## WORK TO DO:
How many lines in the listing below include the word "rosiglitazone"? Reply with the count alone.

##### DATA SUPPLIED

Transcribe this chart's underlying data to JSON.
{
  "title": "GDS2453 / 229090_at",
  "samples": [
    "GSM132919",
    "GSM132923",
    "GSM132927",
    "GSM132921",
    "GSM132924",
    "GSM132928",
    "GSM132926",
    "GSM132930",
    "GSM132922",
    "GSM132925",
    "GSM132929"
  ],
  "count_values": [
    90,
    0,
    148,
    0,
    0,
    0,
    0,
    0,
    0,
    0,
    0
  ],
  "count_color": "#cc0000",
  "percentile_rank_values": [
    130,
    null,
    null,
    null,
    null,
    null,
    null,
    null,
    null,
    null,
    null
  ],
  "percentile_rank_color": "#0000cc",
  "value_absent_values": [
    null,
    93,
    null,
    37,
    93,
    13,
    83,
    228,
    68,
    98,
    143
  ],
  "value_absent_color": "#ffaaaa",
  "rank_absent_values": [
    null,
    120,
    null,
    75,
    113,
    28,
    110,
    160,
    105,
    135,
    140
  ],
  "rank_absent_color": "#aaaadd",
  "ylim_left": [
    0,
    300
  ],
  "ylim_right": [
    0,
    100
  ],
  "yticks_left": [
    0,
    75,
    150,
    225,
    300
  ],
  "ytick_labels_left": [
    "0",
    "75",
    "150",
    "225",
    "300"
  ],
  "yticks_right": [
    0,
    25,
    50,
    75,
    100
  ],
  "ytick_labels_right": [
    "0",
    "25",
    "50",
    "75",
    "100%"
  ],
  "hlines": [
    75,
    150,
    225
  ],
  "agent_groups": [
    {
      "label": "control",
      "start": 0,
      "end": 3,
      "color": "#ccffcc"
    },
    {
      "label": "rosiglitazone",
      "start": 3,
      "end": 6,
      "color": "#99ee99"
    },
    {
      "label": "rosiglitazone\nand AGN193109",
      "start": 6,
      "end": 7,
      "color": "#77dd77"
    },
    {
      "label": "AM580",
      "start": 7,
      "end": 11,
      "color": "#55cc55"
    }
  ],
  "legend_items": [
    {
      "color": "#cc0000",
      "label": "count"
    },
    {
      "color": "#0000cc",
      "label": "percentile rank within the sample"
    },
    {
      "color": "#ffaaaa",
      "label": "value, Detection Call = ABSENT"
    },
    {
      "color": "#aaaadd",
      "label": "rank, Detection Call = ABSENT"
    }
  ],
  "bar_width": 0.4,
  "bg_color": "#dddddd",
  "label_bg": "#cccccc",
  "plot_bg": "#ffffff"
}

##########

## ANSWER TO THE PROBLEM:
2